WHAT YOU ARE ASKED TO DO
Take from the listing each line that has the string "района".

ENTRIES
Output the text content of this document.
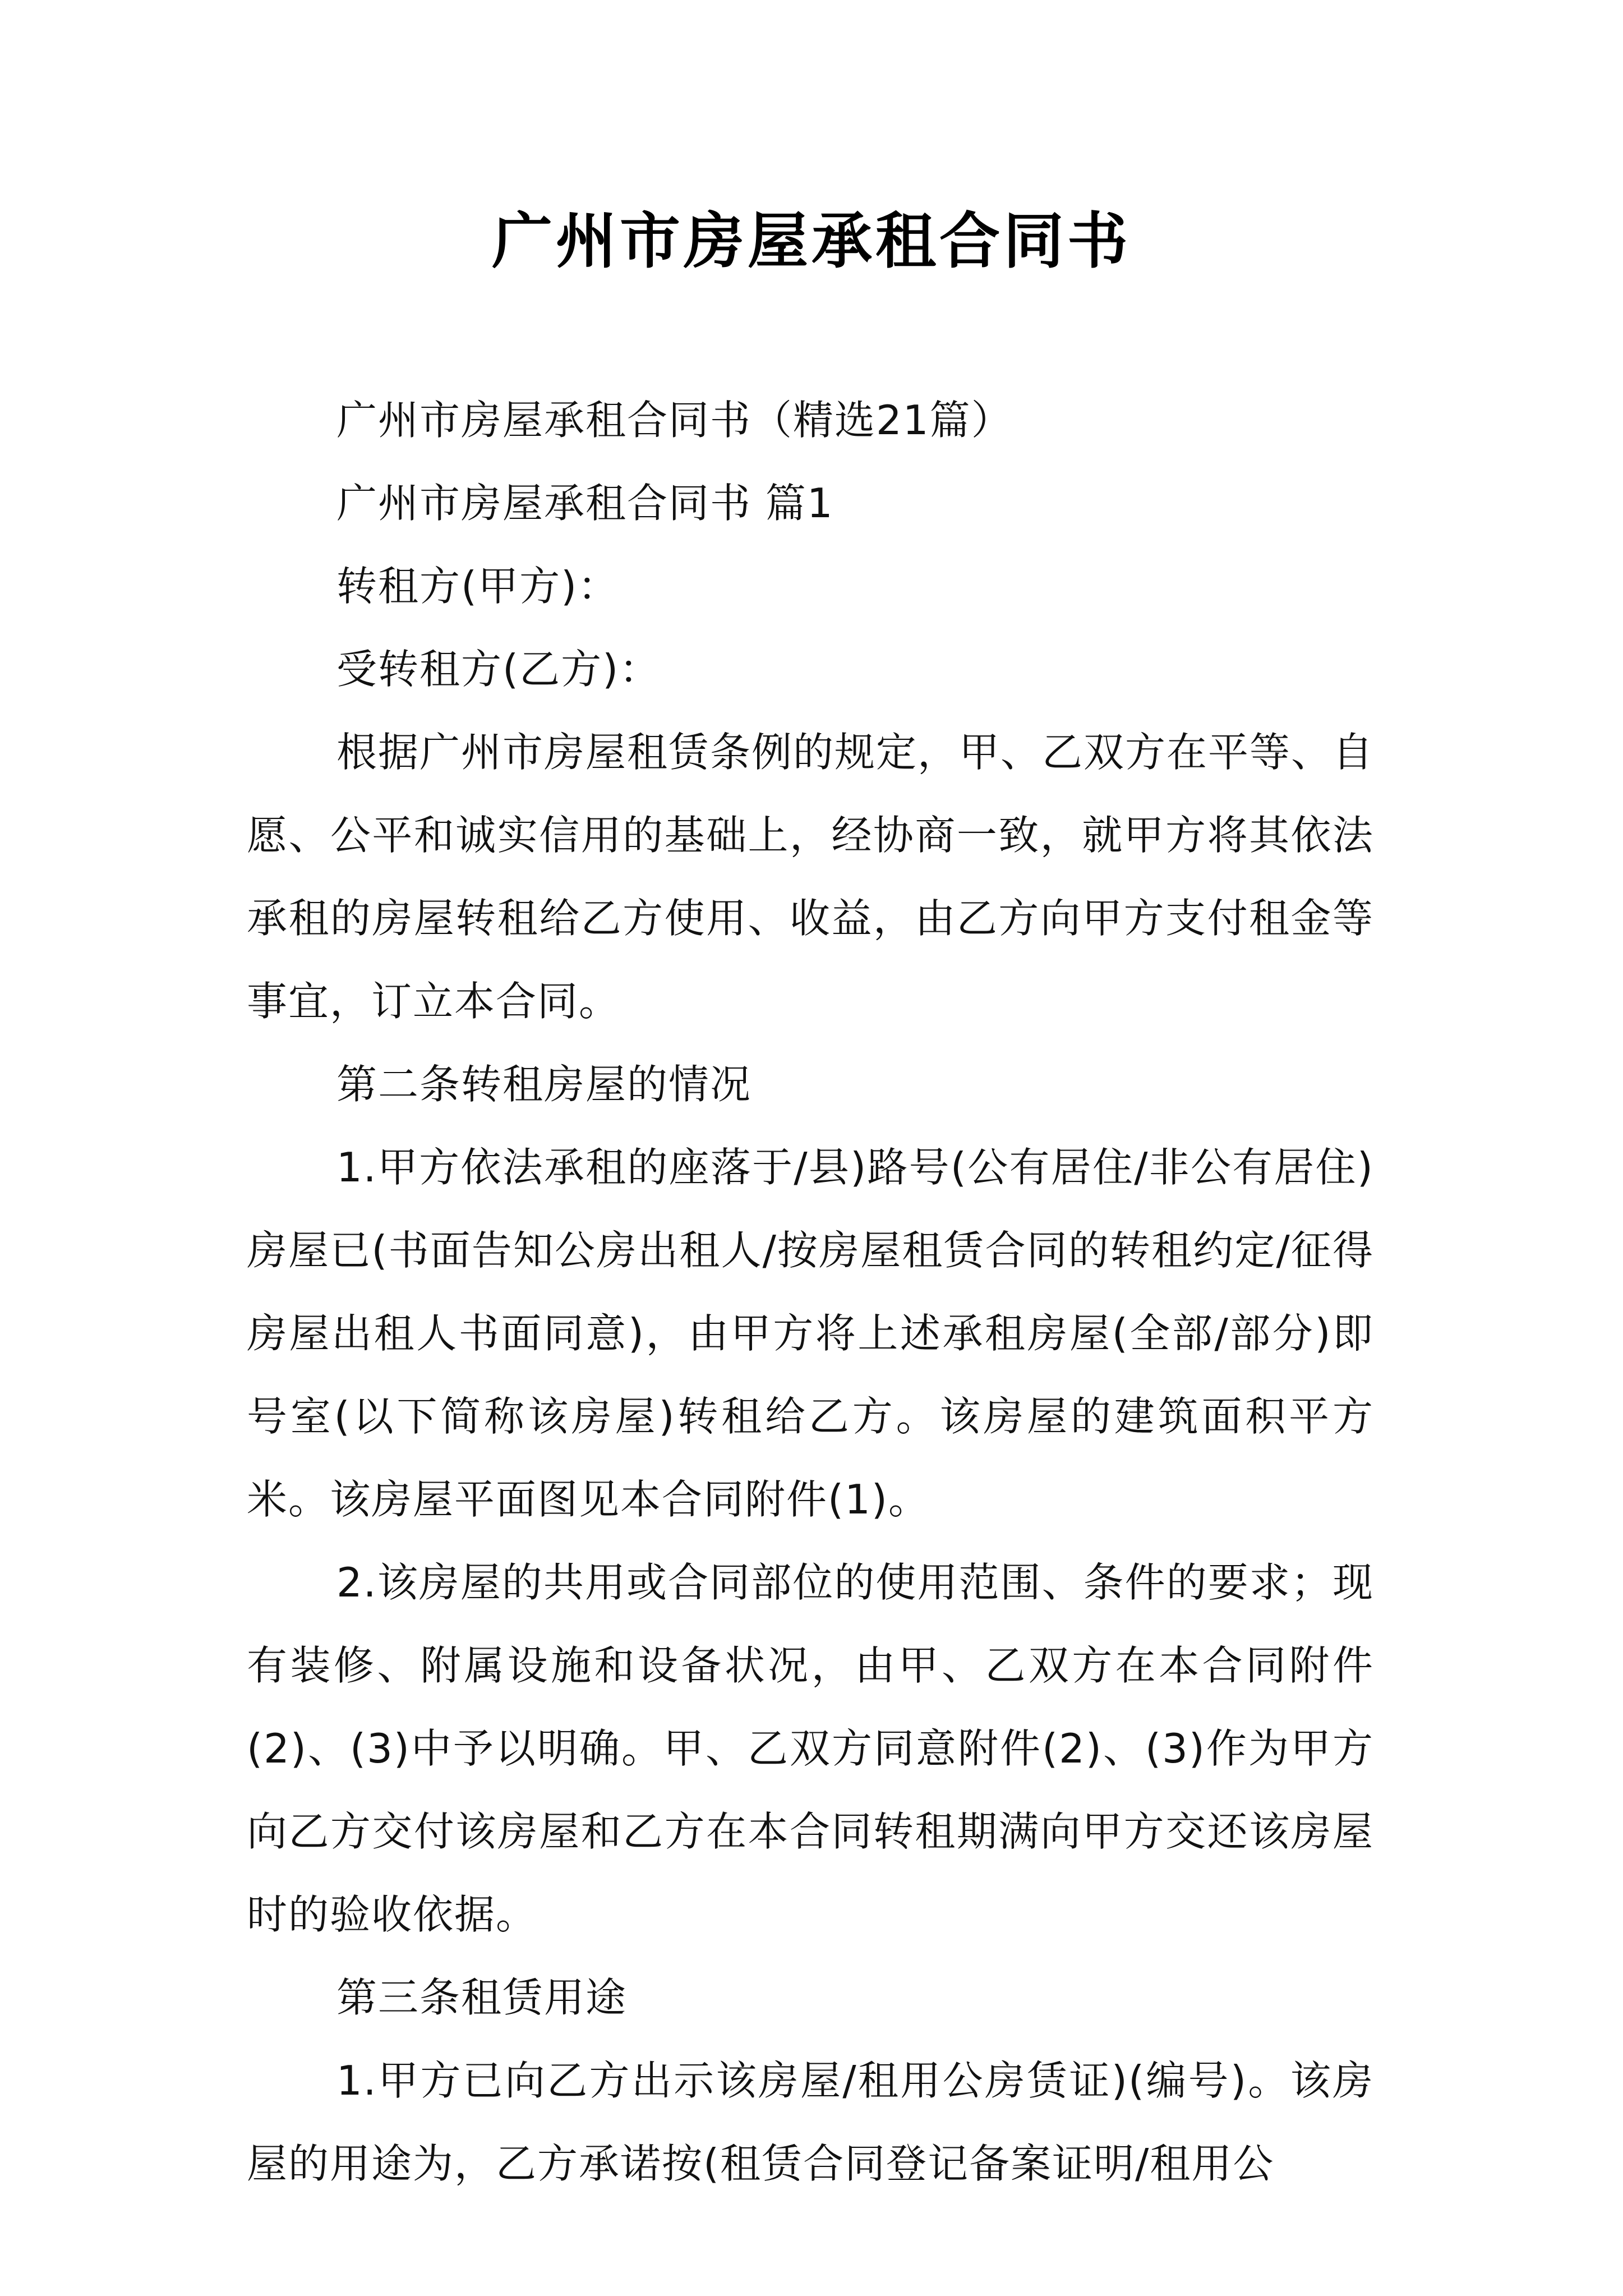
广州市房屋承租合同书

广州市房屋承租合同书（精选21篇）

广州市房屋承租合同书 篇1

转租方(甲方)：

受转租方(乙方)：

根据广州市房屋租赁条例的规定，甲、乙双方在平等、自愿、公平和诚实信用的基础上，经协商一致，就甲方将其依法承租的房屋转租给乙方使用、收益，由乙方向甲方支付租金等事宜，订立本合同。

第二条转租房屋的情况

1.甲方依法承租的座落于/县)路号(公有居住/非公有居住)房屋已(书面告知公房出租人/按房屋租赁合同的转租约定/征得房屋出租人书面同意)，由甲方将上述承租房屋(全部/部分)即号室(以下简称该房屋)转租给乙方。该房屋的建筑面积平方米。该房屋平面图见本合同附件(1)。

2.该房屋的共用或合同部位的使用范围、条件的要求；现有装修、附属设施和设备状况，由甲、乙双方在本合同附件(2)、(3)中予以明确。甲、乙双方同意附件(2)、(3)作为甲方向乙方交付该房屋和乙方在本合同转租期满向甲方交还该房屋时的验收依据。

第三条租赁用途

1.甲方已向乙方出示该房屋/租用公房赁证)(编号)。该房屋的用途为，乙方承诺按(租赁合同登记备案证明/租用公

* * *

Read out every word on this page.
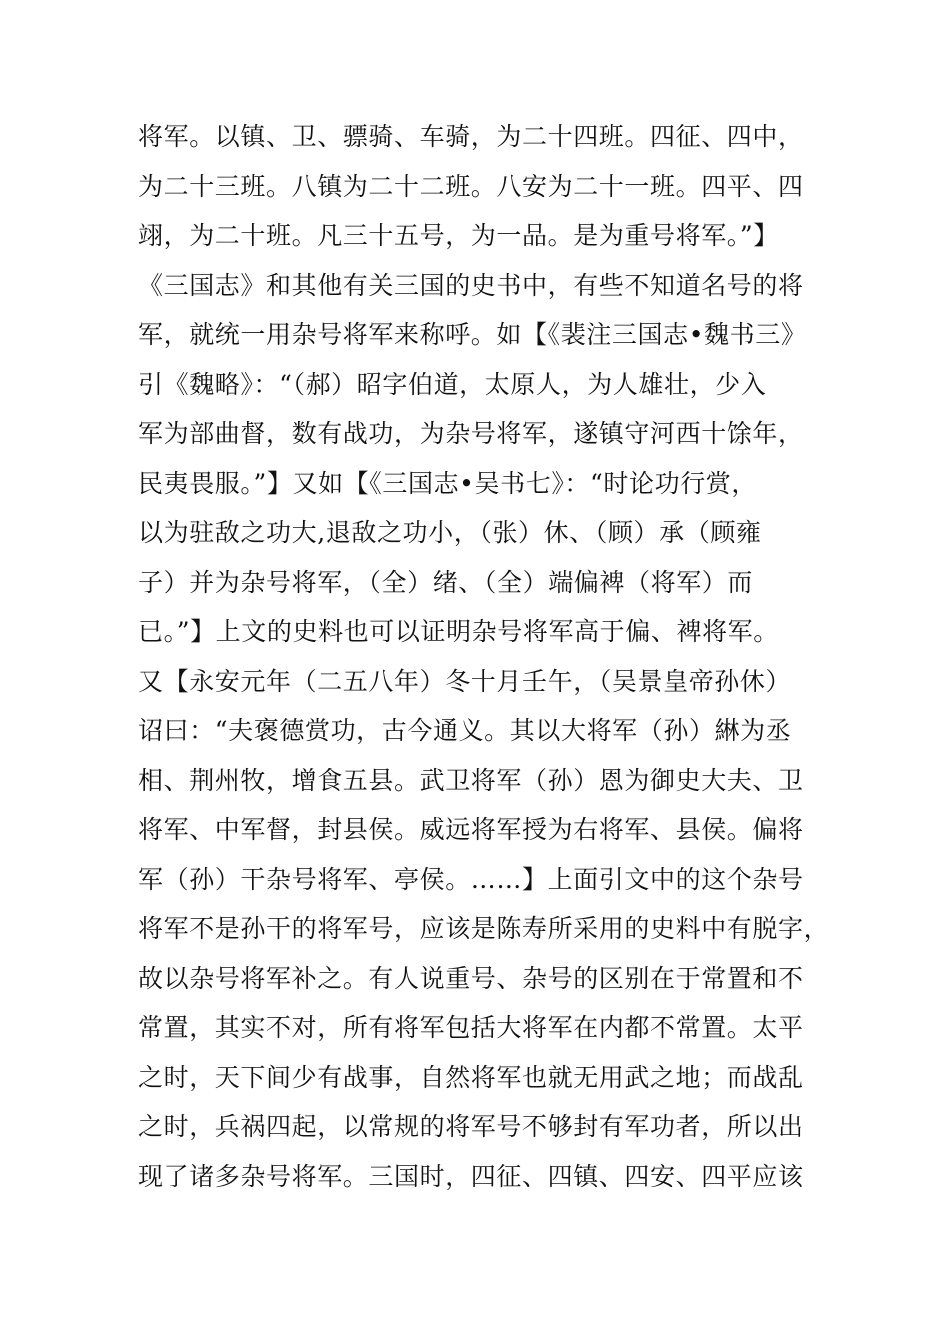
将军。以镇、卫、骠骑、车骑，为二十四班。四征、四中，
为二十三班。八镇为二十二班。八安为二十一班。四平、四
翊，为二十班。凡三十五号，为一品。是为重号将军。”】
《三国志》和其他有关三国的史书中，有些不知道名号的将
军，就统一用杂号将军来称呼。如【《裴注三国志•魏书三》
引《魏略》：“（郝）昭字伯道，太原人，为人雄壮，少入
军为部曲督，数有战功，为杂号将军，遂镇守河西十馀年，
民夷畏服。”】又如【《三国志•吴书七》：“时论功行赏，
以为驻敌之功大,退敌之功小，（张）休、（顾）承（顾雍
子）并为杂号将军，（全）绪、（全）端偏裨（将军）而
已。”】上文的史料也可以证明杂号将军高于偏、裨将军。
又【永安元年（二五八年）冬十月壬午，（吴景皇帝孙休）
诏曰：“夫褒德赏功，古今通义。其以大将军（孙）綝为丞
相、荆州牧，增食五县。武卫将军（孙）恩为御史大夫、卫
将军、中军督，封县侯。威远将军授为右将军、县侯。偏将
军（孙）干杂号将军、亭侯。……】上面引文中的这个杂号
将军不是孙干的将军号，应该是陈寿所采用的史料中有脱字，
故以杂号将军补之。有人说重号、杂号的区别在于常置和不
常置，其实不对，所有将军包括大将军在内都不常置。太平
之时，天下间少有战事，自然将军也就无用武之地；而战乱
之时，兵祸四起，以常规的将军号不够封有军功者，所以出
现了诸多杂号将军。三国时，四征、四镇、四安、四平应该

--

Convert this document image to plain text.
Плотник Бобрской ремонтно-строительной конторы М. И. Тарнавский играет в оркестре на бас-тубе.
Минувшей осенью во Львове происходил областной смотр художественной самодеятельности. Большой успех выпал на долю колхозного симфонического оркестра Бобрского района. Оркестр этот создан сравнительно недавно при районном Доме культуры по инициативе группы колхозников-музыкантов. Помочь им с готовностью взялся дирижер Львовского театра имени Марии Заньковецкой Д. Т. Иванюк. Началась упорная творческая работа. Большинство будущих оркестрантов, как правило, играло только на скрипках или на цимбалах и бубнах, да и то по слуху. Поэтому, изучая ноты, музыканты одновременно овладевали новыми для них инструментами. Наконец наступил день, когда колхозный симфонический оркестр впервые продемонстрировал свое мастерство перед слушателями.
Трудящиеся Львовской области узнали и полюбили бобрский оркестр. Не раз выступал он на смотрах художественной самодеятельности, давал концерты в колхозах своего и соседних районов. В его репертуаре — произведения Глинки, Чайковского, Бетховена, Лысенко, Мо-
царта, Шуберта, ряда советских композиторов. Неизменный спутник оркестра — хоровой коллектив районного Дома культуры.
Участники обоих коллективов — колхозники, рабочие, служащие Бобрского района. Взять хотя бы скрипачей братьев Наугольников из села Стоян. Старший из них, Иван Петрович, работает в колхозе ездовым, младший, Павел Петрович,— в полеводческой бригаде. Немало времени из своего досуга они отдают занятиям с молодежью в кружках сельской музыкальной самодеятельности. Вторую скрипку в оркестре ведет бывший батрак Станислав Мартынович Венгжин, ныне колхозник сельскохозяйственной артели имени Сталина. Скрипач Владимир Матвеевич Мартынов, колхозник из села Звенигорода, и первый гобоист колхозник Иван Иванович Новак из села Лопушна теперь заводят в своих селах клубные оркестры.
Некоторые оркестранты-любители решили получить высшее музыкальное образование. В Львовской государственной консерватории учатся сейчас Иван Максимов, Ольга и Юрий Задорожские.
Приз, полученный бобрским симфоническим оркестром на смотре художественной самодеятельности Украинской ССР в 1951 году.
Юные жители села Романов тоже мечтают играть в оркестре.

ANSWER TO THE PROBLEM
Минувшей осенью во Львове происходил областной смотр художественной самодеятельности. Большой успех выпал на долю колхозного симфонического оркестра Бобрского района. Оркестр этот создан сравнительно недавно при районном Доме культуры по инициативе группы колхозников-музыкантов. Помочь им с готовностью взялся дирижер Львовского театра имени Марии Заньковецкой Д. Т. Иванюк. Началась упорная творческая работа. Большинство будущих оркестрантов, как правило, играло только на скрипках или на цимбалах и бубнах, да и то по слуху. Поэтому, изучая ноты, музыканты одновременно овладевали новыми для них инструментами. Наконец наступил день, когда колхозный симфонический оркестр впервые продемонстрировал свое мастерство перед слушателями.
Участники обоих коллективов — колхозники, рабочие, служащие Бобрского района. Взять хотя бы скрипачей братьев Наугольников из села Стоян. Старший из них, Иван Петрович, работает в колхозе ездовым, младший, Павел Петрович,— в полеводческой бригаде. Немало времени из своего досуга они отдают занятиям с молодежью в кружках сельской музыкальной самодеятельности. Вторую скрипку в оркестре ведет бывший батрак Станислав Мартынович Венгжин, ныне колхозник сельскохозяйственной артели имени Сталина. Скрипач Владимир Матвеевич Мартынов, колхозник из села Звенигорода, и первый гобоист колхозник Иван Иванович Новак из села Лопушна теперь заводят в своих селах клубные оркестры.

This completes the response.